◆ **Problem statement**
Copy out each line below that has the word "price" in it.

Extracted records
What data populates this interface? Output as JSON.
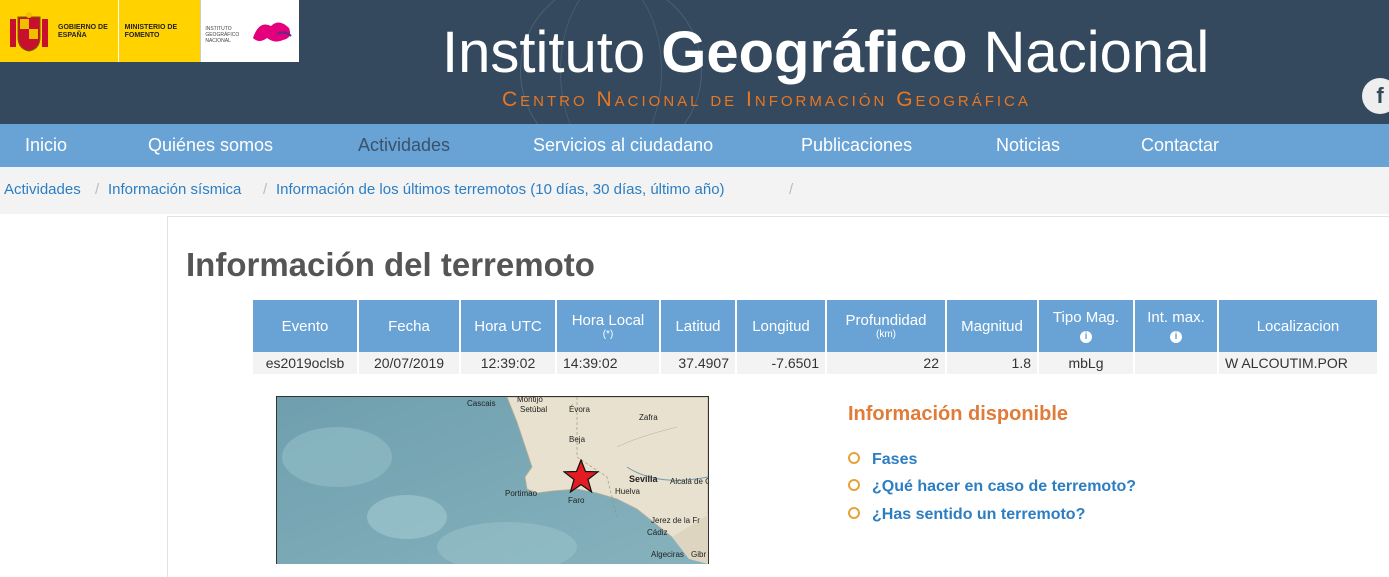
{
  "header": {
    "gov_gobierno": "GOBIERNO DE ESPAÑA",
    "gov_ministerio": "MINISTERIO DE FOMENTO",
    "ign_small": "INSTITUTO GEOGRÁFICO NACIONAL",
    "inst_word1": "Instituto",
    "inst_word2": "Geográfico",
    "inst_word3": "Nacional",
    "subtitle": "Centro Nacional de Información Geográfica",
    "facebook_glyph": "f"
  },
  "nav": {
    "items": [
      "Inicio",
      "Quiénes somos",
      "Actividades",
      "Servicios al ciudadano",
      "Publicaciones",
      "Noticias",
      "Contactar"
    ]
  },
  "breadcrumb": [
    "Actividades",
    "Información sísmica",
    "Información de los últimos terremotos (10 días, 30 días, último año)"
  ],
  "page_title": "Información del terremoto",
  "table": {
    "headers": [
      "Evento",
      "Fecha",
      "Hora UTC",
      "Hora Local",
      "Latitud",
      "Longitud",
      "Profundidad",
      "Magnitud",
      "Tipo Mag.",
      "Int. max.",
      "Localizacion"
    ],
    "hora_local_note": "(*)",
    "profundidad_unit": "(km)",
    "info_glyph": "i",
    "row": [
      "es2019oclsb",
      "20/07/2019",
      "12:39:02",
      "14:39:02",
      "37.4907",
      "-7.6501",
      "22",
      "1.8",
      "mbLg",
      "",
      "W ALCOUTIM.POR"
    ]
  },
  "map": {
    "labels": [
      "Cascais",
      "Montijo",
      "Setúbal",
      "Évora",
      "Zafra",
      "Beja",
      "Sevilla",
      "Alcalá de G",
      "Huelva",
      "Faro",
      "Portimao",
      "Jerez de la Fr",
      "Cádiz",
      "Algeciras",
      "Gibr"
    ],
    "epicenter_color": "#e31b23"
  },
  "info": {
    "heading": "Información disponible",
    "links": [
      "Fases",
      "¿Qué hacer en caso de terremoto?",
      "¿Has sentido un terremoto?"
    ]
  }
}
--
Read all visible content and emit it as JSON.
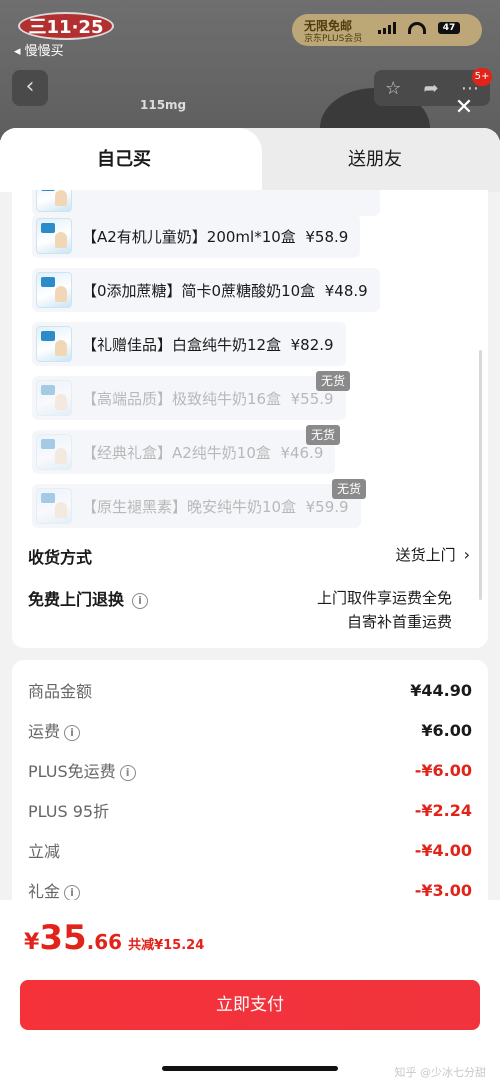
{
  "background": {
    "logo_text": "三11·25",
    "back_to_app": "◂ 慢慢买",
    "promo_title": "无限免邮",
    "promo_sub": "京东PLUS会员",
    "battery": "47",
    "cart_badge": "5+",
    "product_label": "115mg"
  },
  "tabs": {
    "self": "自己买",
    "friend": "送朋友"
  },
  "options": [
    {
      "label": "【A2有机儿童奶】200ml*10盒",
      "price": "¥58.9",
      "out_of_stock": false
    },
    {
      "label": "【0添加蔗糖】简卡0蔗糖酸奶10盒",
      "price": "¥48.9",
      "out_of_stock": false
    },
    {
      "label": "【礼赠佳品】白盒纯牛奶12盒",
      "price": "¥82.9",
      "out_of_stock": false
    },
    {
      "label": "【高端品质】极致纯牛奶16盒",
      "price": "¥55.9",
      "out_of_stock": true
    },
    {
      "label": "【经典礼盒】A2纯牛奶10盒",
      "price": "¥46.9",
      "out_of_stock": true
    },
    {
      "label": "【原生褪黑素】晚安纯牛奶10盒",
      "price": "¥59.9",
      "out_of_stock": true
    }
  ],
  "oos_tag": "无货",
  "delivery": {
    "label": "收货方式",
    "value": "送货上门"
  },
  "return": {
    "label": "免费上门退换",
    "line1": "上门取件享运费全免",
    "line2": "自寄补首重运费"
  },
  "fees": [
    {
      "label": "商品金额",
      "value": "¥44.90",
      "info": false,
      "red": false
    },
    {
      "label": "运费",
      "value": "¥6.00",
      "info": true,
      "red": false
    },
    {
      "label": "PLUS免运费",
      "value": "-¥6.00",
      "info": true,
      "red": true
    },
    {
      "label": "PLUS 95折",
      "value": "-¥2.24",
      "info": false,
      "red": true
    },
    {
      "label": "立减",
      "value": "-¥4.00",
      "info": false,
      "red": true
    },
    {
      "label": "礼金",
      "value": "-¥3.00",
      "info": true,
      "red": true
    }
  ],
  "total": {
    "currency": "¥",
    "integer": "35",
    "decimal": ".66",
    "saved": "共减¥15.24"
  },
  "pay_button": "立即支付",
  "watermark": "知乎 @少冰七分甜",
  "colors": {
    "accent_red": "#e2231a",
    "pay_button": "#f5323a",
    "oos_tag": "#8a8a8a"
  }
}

◆ **Response for this exercise**
      "price": "¥58.9",
      "price": "¥48.9",
      "price": "¥82.9",
      "price": "¥55.9",
      "price": "¥46.9",
      "price": "¥59.9",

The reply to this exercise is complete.